- [What needs to be done]:
Find all the lines with "Available" and gather them.

Data extracted from a collection:
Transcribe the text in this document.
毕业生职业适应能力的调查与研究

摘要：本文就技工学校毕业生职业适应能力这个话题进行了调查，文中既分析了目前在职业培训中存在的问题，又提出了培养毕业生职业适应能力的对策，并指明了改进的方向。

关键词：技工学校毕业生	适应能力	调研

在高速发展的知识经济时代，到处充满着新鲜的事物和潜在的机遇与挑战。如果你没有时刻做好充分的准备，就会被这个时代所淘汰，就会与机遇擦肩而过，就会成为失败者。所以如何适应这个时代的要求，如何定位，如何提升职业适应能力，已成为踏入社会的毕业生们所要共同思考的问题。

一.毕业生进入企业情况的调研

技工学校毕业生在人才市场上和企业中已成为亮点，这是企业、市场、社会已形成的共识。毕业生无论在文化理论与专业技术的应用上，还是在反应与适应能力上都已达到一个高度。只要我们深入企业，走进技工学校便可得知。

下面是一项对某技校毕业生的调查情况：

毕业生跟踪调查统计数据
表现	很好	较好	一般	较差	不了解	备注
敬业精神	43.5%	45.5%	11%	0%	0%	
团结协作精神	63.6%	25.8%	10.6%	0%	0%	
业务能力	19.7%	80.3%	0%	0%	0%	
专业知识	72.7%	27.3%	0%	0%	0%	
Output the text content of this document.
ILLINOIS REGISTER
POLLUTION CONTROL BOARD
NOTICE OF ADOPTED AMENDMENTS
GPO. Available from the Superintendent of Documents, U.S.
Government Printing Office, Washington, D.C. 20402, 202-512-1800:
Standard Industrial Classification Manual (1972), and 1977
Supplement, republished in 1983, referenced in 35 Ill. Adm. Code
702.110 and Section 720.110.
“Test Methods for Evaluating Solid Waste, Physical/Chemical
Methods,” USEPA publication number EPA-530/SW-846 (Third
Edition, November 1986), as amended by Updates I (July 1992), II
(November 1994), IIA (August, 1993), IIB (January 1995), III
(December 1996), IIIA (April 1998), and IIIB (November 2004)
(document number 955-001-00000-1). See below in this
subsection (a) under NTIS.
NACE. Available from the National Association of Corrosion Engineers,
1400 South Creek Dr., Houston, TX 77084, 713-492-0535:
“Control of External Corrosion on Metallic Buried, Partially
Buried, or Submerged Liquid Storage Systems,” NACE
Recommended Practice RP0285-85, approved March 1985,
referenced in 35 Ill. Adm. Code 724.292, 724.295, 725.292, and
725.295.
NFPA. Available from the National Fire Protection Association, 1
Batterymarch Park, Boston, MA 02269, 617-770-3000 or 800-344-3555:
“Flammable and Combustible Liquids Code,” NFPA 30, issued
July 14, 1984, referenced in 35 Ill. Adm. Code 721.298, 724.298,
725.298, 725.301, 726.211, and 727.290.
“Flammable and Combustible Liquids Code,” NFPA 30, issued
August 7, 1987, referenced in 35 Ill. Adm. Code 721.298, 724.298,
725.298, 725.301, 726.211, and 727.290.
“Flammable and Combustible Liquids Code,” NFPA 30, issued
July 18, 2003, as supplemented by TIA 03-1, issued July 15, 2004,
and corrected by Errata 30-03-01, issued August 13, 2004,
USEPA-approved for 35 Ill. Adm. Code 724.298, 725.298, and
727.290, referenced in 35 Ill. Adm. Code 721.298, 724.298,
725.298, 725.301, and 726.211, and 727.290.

- [Complete answer]:
GPO. Available from the Superintendent of Documents, U.S.
NACE. Available from the National Association of Corrosion Engineers,
NFPA. Available from the National Fire Protection Association, 1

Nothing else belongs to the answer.